◆ **EXTRACTED RECORDS**
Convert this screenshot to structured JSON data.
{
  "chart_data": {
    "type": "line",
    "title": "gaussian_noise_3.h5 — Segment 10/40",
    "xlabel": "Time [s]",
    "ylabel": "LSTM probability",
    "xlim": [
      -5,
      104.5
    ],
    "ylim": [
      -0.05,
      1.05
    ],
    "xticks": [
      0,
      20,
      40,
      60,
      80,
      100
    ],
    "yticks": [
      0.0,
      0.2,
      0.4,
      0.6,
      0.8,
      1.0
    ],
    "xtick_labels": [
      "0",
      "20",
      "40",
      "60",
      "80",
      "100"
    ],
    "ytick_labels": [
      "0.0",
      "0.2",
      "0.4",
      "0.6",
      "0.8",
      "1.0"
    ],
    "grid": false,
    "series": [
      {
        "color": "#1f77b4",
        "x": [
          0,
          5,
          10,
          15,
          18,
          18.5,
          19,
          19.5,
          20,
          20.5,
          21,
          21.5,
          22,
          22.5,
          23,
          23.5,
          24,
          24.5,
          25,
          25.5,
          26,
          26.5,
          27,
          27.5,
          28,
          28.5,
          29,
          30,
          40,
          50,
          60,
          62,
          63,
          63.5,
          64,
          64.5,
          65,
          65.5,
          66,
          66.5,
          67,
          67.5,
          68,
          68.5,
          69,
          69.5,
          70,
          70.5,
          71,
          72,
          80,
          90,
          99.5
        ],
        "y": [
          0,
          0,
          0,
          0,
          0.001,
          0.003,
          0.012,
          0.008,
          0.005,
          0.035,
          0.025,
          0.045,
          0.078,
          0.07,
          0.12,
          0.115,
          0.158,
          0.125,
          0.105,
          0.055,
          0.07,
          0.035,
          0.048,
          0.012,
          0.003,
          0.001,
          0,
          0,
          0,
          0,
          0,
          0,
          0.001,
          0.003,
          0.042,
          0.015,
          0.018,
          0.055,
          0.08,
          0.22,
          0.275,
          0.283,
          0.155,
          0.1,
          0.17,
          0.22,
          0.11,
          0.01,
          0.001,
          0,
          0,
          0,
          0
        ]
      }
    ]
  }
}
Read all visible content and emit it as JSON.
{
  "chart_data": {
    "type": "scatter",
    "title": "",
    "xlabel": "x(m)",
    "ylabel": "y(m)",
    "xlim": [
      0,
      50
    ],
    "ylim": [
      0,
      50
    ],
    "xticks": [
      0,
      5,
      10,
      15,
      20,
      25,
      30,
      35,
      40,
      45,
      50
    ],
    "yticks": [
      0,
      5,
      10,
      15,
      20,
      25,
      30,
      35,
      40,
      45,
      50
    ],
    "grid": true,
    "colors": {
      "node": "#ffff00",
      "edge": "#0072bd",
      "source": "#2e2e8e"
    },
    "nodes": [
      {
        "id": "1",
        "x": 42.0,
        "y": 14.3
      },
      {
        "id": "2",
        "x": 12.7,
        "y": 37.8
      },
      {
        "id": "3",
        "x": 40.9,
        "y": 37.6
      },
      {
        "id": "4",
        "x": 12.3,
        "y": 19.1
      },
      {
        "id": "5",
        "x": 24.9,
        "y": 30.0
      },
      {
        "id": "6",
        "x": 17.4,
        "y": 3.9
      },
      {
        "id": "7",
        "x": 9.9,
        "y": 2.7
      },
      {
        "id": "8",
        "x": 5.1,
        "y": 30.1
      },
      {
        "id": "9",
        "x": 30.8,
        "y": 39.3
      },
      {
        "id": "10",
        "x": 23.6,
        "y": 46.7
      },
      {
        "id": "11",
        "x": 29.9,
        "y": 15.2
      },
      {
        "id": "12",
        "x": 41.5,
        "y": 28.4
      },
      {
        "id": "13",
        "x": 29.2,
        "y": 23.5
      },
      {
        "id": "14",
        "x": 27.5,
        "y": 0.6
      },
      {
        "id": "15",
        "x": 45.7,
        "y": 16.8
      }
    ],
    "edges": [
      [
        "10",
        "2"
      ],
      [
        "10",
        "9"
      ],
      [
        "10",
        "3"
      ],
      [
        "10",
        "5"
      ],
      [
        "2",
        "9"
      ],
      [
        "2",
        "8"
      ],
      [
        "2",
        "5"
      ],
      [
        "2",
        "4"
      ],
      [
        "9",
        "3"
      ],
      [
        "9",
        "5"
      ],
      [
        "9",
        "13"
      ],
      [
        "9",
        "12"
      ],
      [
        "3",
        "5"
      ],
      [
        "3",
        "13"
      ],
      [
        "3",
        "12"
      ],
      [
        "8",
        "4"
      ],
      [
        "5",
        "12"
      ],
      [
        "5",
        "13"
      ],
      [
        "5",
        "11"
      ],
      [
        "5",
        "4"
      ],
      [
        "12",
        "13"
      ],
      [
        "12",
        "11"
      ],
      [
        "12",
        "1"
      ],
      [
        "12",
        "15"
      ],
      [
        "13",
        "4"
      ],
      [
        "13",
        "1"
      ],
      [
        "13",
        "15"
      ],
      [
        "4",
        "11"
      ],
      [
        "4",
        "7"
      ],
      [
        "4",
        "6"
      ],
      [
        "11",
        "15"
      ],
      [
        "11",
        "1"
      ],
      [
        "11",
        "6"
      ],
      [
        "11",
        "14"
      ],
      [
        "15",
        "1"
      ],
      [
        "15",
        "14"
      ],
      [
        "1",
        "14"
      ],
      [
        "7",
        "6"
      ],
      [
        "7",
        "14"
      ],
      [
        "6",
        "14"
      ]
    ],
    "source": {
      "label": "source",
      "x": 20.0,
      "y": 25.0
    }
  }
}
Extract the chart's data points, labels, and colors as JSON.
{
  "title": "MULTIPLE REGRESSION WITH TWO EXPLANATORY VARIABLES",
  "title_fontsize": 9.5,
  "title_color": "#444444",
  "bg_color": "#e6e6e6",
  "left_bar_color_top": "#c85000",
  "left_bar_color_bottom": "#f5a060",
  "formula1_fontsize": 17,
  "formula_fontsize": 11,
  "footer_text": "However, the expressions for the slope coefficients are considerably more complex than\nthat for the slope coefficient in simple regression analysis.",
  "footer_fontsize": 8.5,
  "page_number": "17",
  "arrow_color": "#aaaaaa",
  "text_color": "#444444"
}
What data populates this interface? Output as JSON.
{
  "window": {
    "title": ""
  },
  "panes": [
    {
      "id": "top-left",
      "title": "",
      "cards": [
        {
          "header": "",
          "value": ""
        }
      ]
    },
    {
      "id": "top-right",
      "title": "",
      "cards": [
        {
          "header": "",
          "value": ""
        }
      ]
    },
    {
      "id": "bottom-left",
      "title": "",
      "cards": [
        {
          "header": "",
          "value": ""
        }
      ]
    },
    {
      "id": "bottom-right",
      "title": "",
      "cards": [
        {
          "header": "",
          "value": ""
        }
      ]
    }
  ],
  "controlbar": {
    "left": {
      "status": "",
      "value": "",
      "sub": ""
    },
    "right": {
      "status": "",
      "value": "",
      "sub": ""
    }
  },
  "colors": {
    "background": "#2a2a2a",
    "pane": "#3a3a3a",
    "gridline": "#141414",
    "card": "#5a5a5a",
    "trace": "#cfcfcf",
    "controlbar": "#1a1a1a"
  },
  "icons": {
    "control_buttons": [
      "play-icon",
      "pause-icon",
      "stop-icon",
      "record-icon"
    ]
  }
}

◆ **WRITTEN INSTRUCTION**
Write out all the lines again, exactly as they are.

◆ **ANSWER BELOW**
Convert this screenshot to structured JSON data.
{
  "chart_data": {
    "type": "line",
    "title": "gaussian_noise_3.h5 — Segment 10/40",
    "xlabel": "Time [s]",
    "ylabel": "LSTM probability",
    "xlim": [
      -5,
      104.5
    ],
    "ylim": [
      -0.05,
      1.05
    ],
    "xticks": [
      0,
      20,
      40,
      60,
      80,
      100
    ],
    "yticks": [
      0.0,
      0.2,
      0.4,
      0.6,
      0.8,
      1.0
    ],
    "xtick_labels": [
      "0",
      "20",
      "40",
      "60",
      "80",
      "100"
    ],
    "ytick_labels": [
      "0.0",
      "0.2",
      "0.4",
      "0.6",
      "0.8",
      "1.0"
    ],
    "grid": false,
    "series": [
      {
        "color": "#1f77b4",
        "x": [
          0,
          5,
          10,
          15,
          18,
          18.5,
          19,
          19.5,
          20,
          20.5,
          21,
          21.5,
          22,
          22.5,
          23,
          23.5,
          24,
          24.5,
          25,
          25.5,
          26,
          26.5,
          27,
          27.5,
          28,
          28.5,
          29,
          30,
          40,
          50,
          60,
          62,
          63,
          63.5,
          64,
          64.5,
          65,
          65.5,
          66,
          66.5,
          67,
          67.5,
          68,
          68.5,
          69,
          69.5,
          70,
          70.5,
          71,
          72,
          80,
          90,
          99.5
        ],
        "y": [
          0,
          0,
          0,
          0,
          0.001,
          0.003,
          0.012,
          0.008,
          0.005,
          0.035,
          0.025,
          0.045,
          0.078,
          0.07,
          0.12,
          0.115,
          0.158,
          0.125,
          0.105,
          0.055,
          0.07,
          0.035,
          0.048,
          0.012,
          0.003,
          0.001,
          0,
          0,
          0,
          0,
          0,
          0,
          0.001,
          0.003,
          0.042,
          0.015,
          0.018,
          0.055,
          0.08,
          0.22,
          0.275,
          0.283,
          0.155,
          0.1,
          0.17,
          0.22,
          0.11,
          0.01,
          0.001,
          0,
          0,
          0,
          0
        ]
      }
    ]
  }
}
Read all visible content and emit it as JSON.
{
  "chart_data": {
    "type": "scatter",
    "title": "",
    "xlabel": "x(m)",
    "ylabel": "y(m)",
    "xlim": [
      0,
      50
    ],
    "ylim": [
      0,
      50
    ],
    "xticks": [
      0,
      5,
      10,
      15,
      20,
      25,
      30,
      35,
      40,
      45,
      50
    ],
    "yticks": [
      0,
      5,
      10,
      15,
      20,
      25,
      30,
      35,
      40,
      45,
      50
    ],
    "grid": true,
    "colors": {
      "node": "#ffff00",
      "edge": "#0072bd",
      "source": "#2e2e8e"
    },
    "nodes": [
      {
        "id": "1",
        "x": 42.0,
        "y": 14.3
      },
      {
        "id": "2",
        "x": 12.7,
        "y": 37.8
      },
      {
        "id": "3",
        "x": 40.9,
        "y": 37.6
      },
      {
        "id": "4",
        "x": 12.3,
        "y": 19.1
      },
      {
        "id": "5",
        "x": 24.9,
        "y": 30.0
      },
      {
        "id": "6",
        "x": 17.4,
        "y": 3.9
      },
      {
        "id": "7",
        "x": 9.9,
        "y": 2.7
      },
      {
        "id": "8",
        "x": 5.1,
        "y": 30.1
      },
      {
        "id": "9",
        "x": 30.8,
        "y": 39.3
      },
      {
        "id": "10",
        "x": 23.6,
        "y": 46.7
      },
      {
        "id": "11",
        "x": 29.9,
        "y": 15.2
      },
      {
        "id": "12",
        "x": 41.5,
        "y": 28.4
      },
      {
        "id": "13",
        "x": 29.2,
        "y": 23.5
      },
      {
        "id": "14",
        "x": 27.5,
        "y": 0.6
      },
      {
        "id": "15",
        "x": 45.7,
        "y": 16.8
      }
    ],
    "edges": [
      [
        "10",
        "2"
      ],
      [
        "10",
        "9"
      ],
      [
        "10",
        "3"
      ],
      [
        "10",
        "5"
      ],
      [
        "2",
        "9"
      ],
      [
        "2",
        "8"
      ],
      [
        "2",
        "5"
      ],
      [
        "2",
        "4"
      ],
      [
        "9",
        "3"
      ],
      [
        "9",
        "5"
      ],
      [
        "9",
        "13"
      ],
      [
        "9",
        "12"
      ],
      [
        "3",
        "5"
      ],
      [
        "3",
        "13"
      ],
      [
        "3",
        "12"
      ],
      [
        "8",
        "4"
      ],
      [
        "5",
        "12"
      ],
      [
        "5",
        "13"
      ],
      [
        "5",
        "11"
      ],
      [
        "5",
        "4"
      ],
      [
        "12",
        "13"
      ],
      [
        "12",
        "11"
      ],
      [
        "12",
        "1"
      ],
      [
        "12",
        "15"
      ],
      [
        "13",
        "4"
      ],
      [
        "13",
        "1"
      ],
      [
        "13",
        "15"
      ],
      [
        "4",
        "11"
      ],
      [
        "4",
        "7"
      ],
      [
        "4",
        "6"
      ],
      [
        "11",
        "15"
      ],
      [
        "11",
        "1"
      ],
      [
        "11",
        "6"
      ],
      [
        "11",
        "14"
      ],
      [
        "15",
        "1"
      ],
      [
        "15",
        "14"
      ],
      [
        "1",
        "14"
      ],
      [
        "7",
        "6"
      ],
      [
        "7",
        "14"
      ],
      [
        "6",
        "14"
      ]
    ],
    "source": {
      "label": "source",
      "x": 20.0,
      "y": 25.0
    }
  }
}
Extract the chart's data points, labels, and colors as JSON.
{
  "title": "MULTIPLE REGRESSION WITH TWO EXPLANATORY VARIABLES",
  "title_fontsize": 9.5,
  "title_color": "#444444",
  "bg_color": "#e6e6e6",
  "left_bar_color_top": "#c85000",
  "left_bar_color_bottom": "#f5a060",
  "formula1_fontsize": 17,
  "formula_fontsize": 11,
  "footer_text": "However, the expressions for the slope coefficients are considerably more complex than\nthat for the slope coefficient in simple regression analysis.",
  "footer_fontsize": 8.5,
  "page_number": "17",
  "arrow_color": "#aaaaaa",
  "text_color": "#444444"
}
What data populates this interface? Output as JSON.
{
  "window": {
    "title": ""
  },
  "panes": [
    {
      "id": "top-left",
      "title": "",
      "cards": [
        {
          "header": "",
          "value": ""
        }
      ]
    },
    {
      "id": "top-right",
      "title": "",
      "cards": [
        {
          "header": "",
          "value": ""
        }
      ]
    },
    {
      "id": "bottom-left",
      "title": "",
      "cards": [
        {
          "header": "",
          "value": ""
        }
      ]
    },
    {
      "id": "bottom-right",
      "title": "",
      "cards": [
        {
          "header": "",
          "value": ""
        }
      ]
    }
  ],
  "controlbar": {
    "left": {
      "status": "",
      "value": "",
      "sub": ""
    },
    "right": {
      "status": "",
      "value": "",
      "sub": ""
    }
  },
  "colors": {
    "background": "#2a2a2a",
    "pane": "#3a3a3a",
    "gridline": "#141414",
    "card": "#5a5a5a",
    "trace": "#cfcfcf",
    "controlbar": "#1a1a1a"
  },
  "icons": {
    "control_buttons": [
      "play-icon",
      "pause-icon",
      "stop-icon",
      "record-icon"
    ]
  }
}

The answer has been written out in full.